__DIRECTIVE__. How many of the lines contain the string "page"? Give the number, with no other words.

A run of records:
______________________________

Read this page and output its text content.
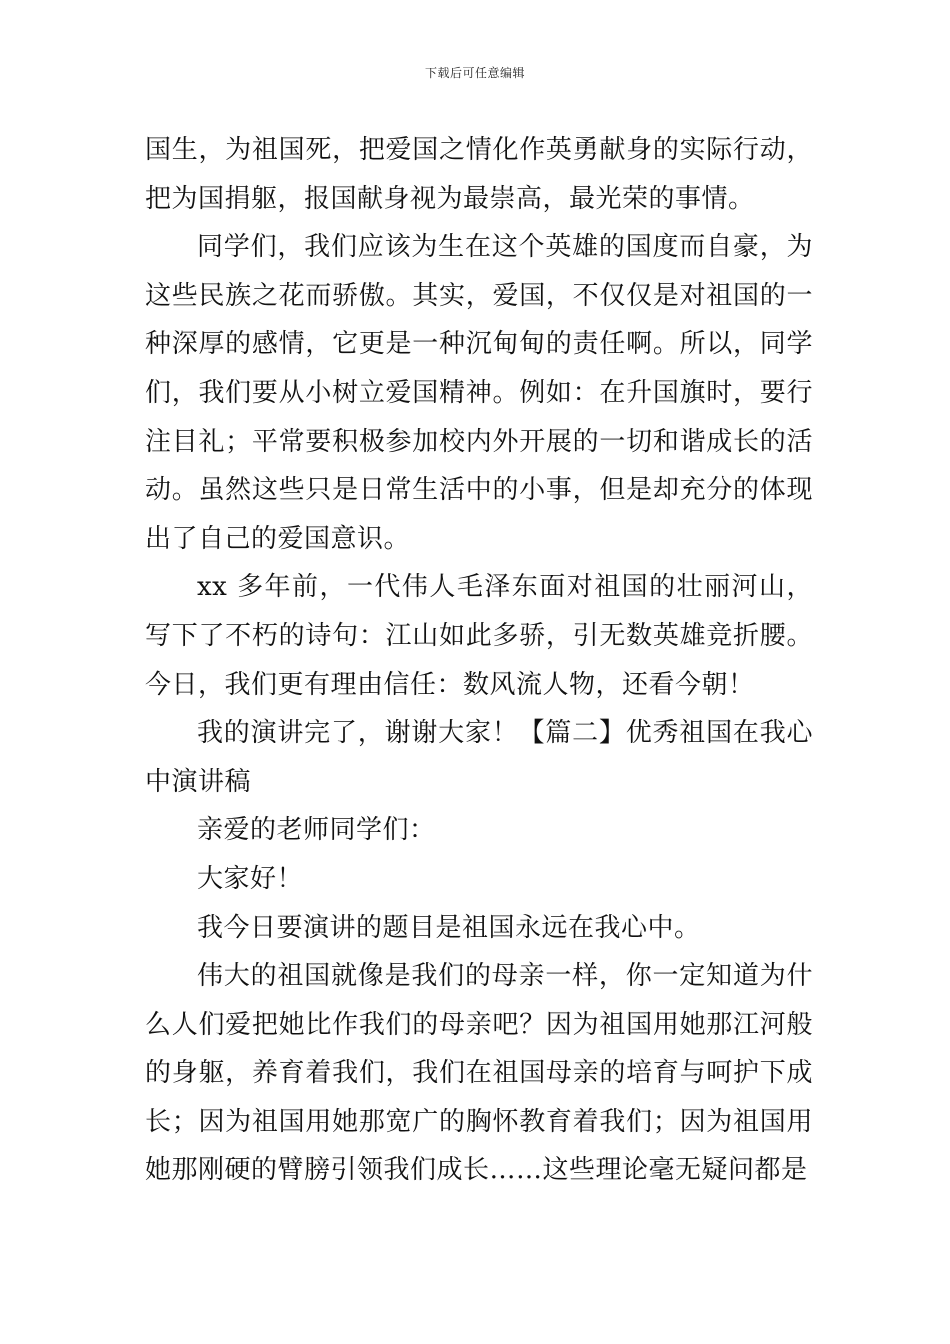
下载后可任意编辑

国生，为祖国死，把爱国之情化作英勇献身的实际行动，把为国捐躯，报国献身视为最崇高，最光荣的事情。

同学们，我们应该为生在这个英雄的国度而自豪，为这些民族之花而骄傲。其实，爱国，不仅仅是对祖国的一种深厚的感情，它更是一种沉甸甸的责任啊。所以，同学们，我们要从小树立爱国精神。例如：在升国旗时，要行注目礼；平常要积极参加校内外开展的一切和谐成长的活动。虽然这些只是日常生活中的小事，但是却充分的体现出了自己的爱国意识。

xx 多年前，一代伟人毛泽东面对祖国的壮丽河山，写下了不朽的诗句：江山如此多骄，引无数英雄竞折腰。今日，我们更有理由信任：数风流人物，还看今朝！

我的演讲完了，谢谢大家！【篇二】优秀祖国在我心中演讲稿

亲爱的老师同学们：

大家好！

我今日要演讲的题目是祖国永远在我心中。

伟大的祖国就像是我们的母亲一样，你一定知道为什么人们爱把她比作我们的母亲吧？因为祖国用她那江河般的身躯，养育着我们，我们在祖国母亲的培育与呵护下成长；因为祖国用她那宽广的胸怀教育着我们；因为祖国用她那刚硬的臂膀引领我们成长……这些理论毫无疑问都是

______________________________

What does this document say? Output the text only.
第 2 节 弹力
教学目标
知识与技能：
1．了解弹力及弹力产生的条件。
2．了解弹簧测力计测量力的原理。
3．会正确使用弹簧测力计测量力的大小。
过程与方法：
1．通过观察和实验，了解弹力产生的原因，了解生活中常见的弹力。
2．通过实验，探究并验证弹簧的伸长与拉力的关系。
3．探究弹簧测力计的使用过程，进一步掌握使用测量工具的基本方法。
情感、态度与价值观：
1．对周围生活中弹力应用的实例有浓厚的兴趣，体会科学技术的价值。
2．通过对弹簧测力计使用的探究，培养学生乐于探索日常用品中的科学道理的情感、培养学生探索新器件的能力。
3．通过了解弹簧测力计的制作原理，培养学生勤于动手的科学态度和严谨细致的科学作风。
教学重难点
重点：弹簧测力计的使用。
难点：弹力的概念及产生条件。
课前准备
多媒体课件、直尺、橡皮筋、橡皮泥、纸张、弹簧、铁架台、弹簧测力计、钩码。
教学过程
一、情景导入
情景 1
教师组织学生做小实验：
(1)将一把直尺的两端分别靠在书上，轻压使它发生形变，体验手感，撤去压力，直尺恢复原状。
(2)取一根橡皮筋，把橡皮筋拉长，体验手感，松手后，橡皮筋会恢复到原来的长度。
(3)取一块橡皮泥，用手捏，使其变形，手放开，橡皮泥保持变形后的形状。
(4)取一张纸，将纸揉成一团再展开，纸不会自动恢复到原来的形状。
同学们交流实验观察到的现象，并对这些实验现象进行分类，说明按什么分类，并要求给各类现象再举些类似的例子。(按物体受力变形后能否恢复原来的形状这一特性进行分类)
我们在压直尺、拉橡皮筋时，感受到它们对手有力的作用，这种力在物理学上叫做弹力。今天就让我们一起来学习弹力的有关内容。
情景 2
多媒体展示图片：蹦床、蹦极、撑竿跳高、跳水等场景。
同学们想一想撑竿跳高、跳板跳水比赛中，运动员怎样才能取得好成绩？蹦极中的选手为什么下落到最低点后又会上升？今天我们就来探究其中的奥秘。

______________________________

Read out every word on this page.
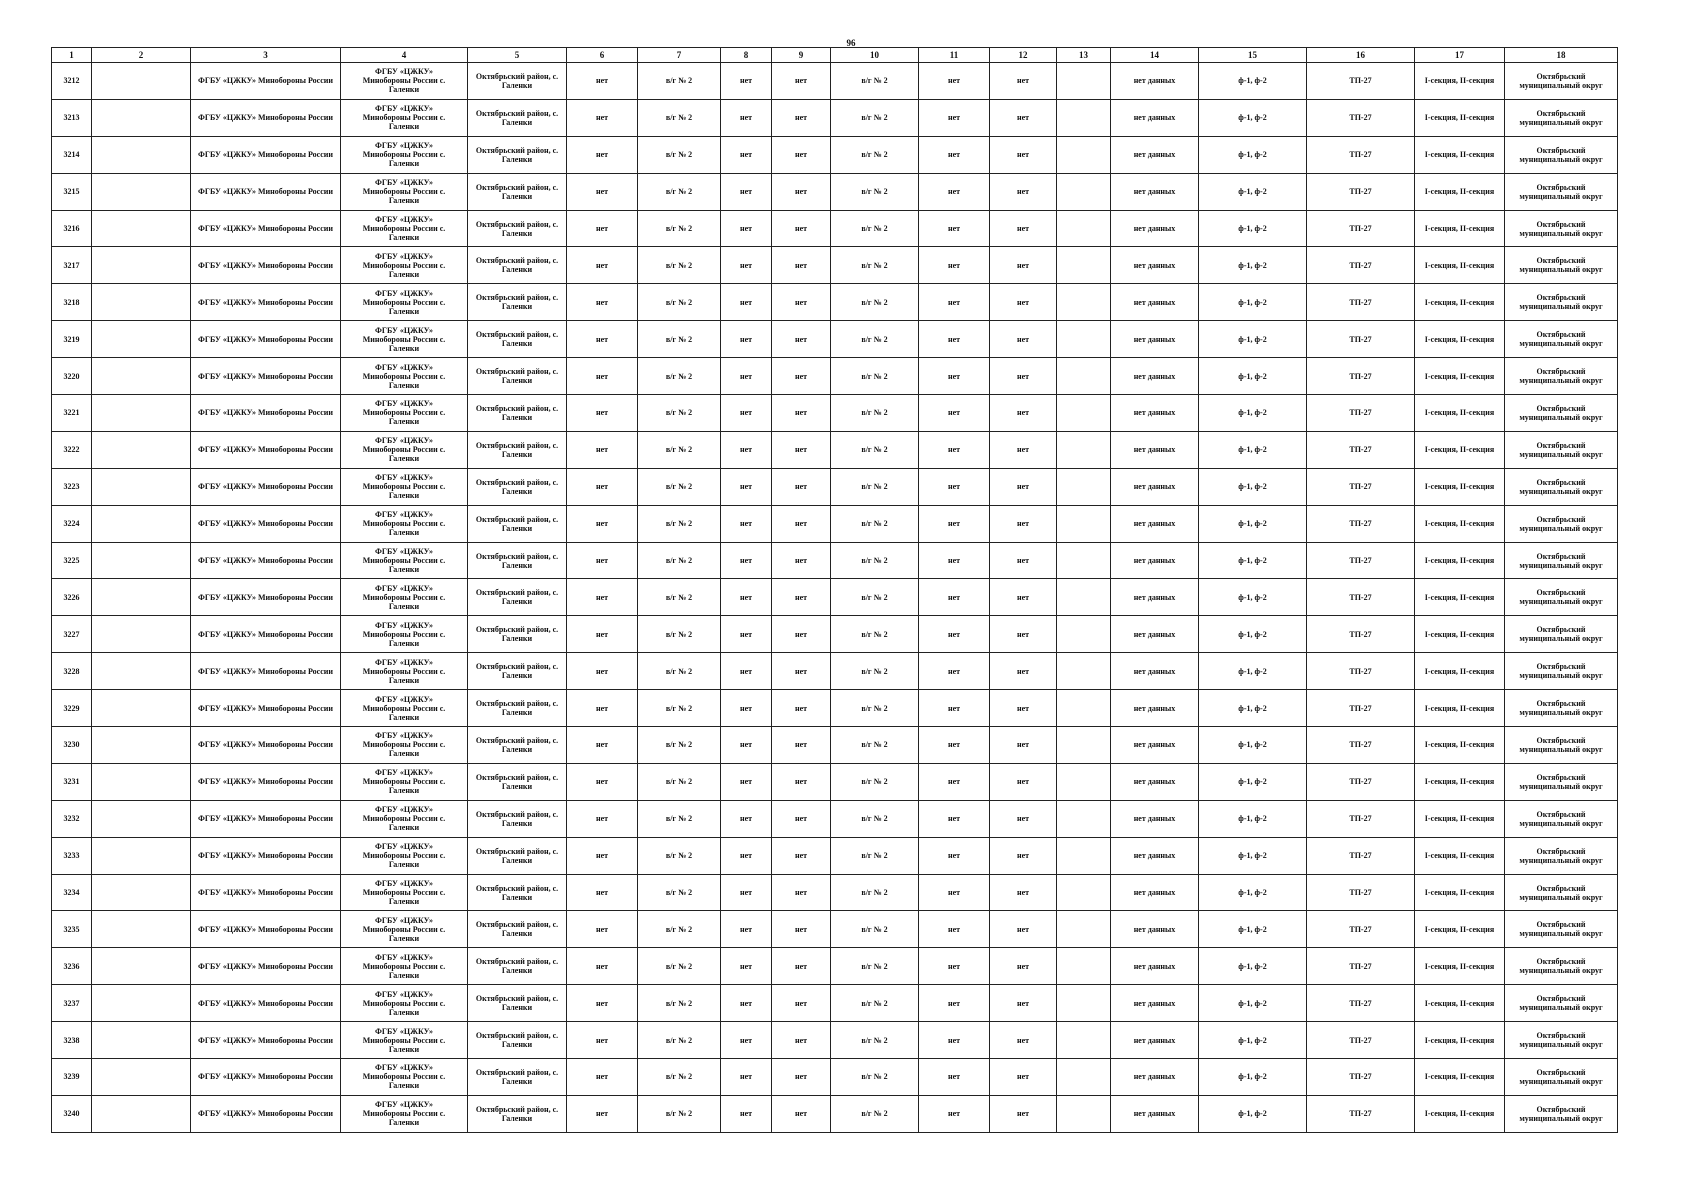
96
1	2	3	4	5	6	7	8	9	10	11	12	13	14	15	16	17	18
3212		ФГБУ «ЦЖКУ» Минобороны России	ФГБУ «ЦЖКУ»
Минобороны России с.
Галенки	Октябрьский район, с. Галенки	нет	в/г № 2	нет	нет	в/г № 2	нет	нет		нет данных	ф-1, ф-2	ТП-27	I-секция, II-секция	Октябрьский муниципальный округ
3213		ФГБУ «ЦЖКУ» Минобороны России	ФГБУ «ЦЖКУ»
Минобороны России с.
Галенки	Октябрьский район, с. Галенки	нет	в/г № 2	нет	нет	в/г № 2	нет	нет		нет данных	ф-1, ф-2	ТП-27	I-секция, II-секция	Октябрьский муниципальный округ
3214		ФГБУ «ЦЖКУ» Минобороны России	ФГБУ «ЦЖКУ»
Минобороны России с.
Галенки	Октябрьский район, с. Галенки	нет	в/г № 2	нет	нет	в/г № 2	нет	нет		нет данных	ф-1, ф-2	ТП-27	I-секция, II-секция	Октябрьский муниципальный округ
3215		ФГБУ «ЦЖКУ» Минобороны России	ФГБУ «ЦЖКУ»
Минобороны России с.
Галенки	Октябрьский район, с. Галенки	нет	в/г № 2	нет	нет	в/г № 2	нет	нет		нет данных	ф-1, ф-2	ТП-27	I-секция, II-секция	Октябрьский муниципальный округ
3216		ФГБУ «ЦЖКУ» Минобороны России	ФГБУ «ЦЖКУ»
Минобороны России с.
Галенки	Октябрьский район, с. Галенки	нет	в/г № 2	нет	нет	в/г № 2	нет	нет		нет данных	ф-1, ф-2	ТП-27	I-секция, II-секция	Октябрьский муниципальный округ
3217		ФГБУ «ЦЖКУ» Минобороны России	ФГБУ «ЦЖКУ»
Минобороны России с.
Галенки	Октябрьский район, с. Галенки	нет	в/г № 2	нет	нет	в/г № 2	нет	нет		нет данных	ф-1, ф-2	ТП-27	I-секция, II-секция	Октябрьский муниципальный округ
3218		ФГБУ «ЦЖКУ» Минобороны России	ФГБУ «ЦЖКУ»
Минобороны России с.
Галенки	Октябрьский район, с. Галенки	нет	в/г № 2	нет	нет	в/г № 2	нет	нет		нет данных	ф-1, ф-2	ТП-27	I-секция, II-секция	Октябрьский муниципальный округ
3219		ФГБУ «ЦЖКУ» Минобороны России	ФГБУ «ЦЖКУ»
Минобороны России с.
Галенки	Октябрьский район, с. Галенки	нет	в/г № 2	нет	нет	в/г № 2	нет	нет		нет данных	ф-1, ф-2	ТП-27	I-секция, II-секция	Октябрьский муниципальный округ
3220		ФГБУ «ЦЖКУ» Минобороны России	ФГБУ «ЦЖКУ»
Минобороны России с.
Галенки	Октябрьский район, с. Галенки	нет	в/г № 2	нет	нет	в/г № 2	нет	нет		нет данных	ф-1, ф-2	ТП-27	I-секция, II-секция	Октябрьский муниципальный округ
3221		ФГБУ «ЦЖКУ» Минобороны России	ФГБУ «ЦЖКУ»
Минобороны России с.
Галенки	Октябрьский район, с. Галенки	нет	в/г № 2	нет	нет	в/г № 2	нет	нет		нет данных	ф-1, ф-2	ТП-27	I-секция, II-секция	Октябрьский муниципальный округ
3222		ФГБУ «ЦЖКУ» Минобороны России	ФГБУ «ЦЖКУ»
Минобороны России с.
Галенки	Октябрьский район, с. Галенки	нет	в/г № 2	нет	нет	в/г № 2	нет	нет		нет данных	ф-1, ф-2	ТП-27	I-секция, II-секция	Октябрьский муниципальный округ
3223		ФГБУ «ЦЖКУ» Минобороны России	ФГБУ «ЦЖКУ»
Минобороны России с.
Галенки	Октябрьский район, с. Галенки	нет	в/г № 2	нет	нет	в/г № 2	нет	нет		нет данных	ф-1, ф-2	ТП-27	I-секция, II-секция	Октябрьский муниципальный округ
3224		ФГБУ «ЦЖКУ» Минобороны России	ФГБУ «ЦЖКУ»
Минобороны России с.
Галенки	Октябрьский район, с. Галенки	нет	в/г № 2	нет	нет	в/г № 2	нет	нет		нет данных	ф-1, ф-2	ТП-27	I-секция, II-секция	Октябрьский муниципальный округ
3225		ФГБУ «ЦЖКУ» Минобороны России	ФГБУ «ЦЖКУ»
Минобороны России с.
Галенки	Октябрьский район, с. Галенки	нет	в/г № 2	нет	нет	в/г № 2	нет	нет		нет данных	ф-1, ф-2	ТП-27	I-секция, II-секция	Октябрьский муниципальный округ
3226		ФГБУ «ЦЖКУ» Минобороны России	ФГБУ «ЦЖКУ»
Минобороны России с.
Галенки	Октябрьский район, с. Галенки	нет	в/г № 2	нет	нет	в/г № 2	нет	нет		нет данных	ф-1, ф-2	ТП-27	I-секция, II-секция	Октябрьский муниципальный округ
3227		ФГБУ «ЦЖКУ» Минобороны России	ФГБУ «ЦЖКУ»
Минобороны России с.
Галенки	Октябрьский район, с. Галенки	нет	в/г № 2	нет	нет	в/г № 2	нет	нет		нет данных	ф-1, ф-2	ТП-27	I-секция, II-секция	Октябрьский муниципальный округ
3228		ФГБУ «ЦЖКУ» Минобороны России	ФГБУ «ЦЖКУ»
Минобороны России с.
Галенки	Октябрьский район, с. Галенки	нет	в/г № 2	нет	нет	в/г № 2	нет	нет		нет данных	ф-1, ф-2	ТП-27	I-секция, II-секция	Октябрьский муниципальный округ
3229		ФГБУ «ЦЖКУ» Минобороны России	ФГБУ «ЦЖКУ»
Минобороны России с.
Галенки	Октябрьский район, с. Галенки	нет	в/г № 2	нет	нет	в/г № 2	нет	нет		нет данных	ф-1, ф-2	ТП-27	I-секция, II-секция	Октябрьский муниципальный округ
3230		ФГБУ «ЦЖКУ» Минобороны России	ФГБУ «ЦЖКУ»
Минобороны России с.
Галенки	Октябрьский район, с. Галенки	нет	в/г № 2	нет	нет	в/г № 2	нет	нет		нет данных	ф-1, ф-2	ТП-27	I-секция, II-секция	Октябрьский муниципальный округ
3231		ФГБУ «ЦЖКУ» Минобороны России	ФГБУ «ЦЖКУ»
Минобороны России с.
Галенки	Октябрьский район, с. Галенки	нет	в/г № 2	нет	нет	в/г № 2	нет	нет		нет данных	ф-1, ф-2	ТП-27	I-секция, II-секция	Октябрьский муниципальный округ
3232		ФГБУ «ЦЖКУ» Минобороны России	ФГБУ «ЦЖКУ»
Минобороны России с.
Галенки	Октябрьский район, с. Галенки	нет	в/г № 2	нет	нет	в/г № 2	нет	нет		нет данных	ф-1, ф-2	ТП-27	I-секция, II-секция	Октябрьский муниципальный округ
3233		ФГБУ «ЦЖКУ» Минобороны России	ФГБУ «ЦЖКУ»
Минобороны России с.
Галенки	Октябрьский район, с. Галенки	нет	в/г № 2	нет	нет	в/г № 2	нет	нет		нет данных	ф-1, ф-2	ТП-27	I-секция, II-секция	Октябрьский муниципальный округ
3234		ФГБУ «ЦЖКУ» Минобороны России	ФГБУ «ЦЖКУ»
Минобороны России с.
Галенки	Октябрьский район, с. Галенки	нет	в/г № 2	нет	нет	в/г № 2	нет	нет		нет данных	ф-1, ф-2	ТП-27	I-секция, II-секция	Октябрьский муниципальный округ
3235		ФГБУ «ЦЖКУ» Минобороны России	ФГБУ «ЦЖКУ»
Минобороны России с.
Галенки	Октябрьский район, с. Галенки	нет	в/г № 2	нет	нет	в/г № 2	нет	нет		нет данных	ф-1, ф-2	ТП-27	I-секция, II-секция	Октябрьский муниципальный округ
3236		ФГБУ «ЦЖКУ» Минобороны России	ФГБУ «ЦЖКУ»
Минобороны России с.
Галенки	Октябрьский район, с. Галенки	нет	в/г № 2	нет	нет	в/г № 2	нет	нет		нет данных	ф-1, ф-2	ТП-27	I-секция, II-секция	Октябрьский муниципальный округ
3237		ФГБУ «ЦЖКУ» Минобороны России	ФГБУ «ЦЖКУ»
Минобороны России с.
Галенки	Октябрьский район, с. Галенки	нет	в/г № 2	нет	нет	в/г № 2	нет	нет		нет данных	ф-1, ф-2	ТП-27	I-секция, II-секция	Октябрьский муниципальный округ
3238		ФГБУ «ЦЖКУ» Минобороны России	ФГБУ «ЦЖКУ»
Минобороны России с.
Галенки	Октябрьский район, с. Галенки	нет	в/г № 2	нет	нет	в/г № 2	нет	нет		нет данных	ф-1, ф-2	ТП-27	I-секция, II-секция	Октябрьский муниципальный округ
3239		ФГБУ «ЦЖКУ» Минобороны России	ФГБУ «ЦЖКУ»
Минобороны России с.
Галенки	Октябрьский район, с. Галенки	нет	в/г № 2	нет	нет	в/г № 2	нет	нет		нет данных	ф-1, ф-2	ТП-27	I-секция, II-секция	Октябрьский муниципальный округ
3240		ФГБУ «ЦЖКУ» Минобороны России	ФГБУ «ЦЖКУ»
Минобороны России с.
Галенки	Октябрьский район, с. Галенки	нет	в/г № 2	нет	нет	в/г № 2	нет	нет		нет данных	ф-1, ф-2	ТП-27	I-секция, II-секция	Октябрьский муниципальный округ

______________________________

__THE ANSWER__. 2